-- Prompt --
Copy the listing verbatim, excluding any images found in it.

-- Source data --
+++
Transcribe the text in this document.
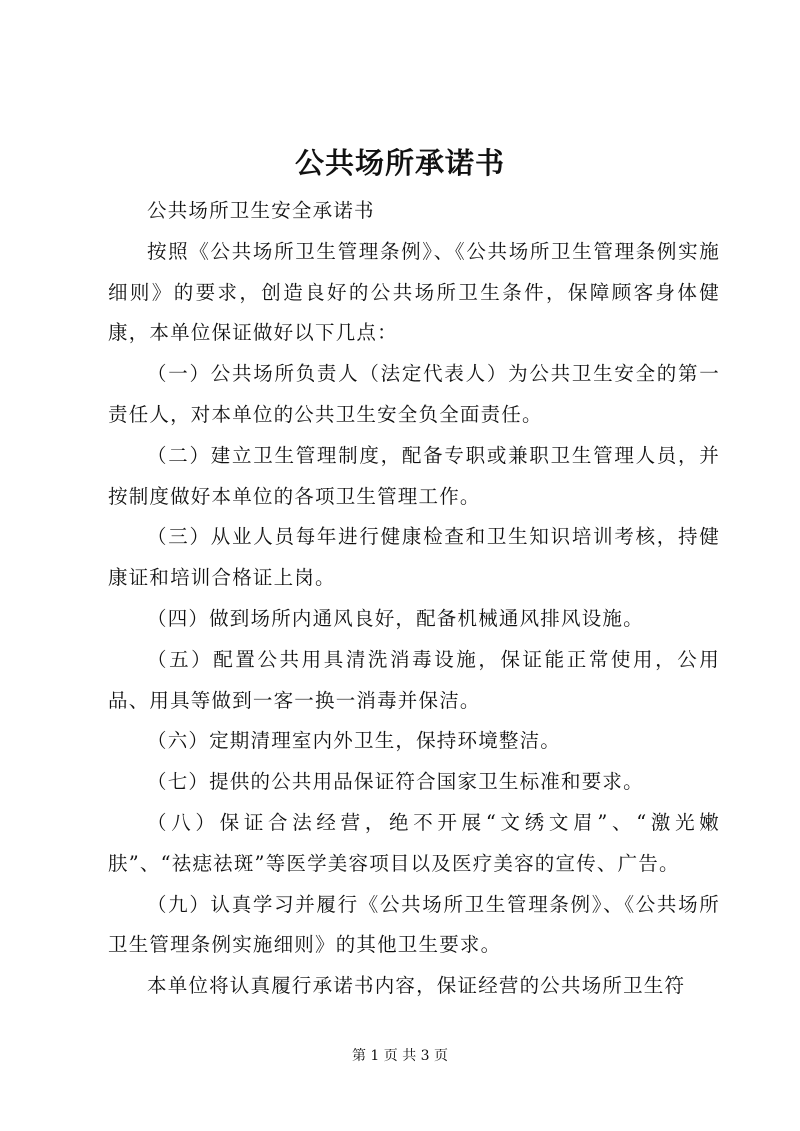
公共场所承诺书

公共场所卫生安全承诺书

按照《公共场所卫生管理条例》、《公共场所卫生管理条例实施细则》的要求，创造良好的公共场所卫生条件，保障顾客身体健康，本单位保证做好以下几点：

（一）公共场所负责人（法定代表人）为公共卫生安全的第一责任人，对本单位的公共卫生安全负全面责任。

（二）建立卫生管理制度，配备专职或兼职卫生管理人员，并按制度做好本单位的各项卫生管理工作。

（三）从业人员每年进行健康检查和卫生知识培训考核，持健康证和培训合格证上岗。

（四）做到场所内通风良好，配备机械通风排风设施。

（五）配置公共用具清洗消毒设施，保证能正常使用，公用品、用具等做到一客一换一消毒并保洁。

（六）定期清理室内外卫生，保持环境整洁。

（七）提供的公共用品保证符合国家卫生标准和要求。

（八）保证合法经营，绝不开展“文绣文眉”、“激光嫩肤”、“祛痣祛斑”等医学美容项目以及医疗美容的宣传、广告。

（九）认真学习并履行《公共场所卫生管理条例》、《公共场所卫生管理条例实施细则》的其他卫生要求。

本单位将认真履行承诺书内容，保证经营的公共场所卫生符

第 1 页 共 3 页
+++
-- Answer below --
Transcribe the text in this document.
公共场所承诺书

公共场所卫生安全承诺书

按照《公共场所卫生管理条例》、《公共场所卫生管理条例实施细则》的要求，创造良好的公共场所卫生条件，保障顾客身体健康，本单位保证做好以下几点：

（一）公共场所负责人（法定代表人）为公共卫生安全的第一责任人，对本单位的公共卫生安全负全面责任。

（二）建立卫生管理制度，配备专职或兼职卫生管理人员，并按制度做好本单位的各项卫生管理工作。

（三）从业人员每年进行健康检查和卫生知识培训考核，持健康证和培训合格证上岗。

（四）做到场所内通风良好，配备机械通风排风设施。

（五）配置公共用具清洗消毒设施，保证能正常使用，公用品、用具等做到一客一换一消毒并保洁。

（六）定期清理室内外卫生，保持环境整洁。

（七）提供的公共用品保证符合国家卫生标准和要求。

（八）保证合法经营，绝不开展“文绣文眉”、“激光嫩肤”、“祛痣祛斑”等医学美容项目以及医疗美容的宣传、广告。

（九）认真学习并履行《公共场所卫生管理条例》、《公共场所卫生管理条例实施细则》的其他卫生要求。

本单位将认真履行承诺书内容，保证经营的公共场所卫生符

第 1 页 共 3 页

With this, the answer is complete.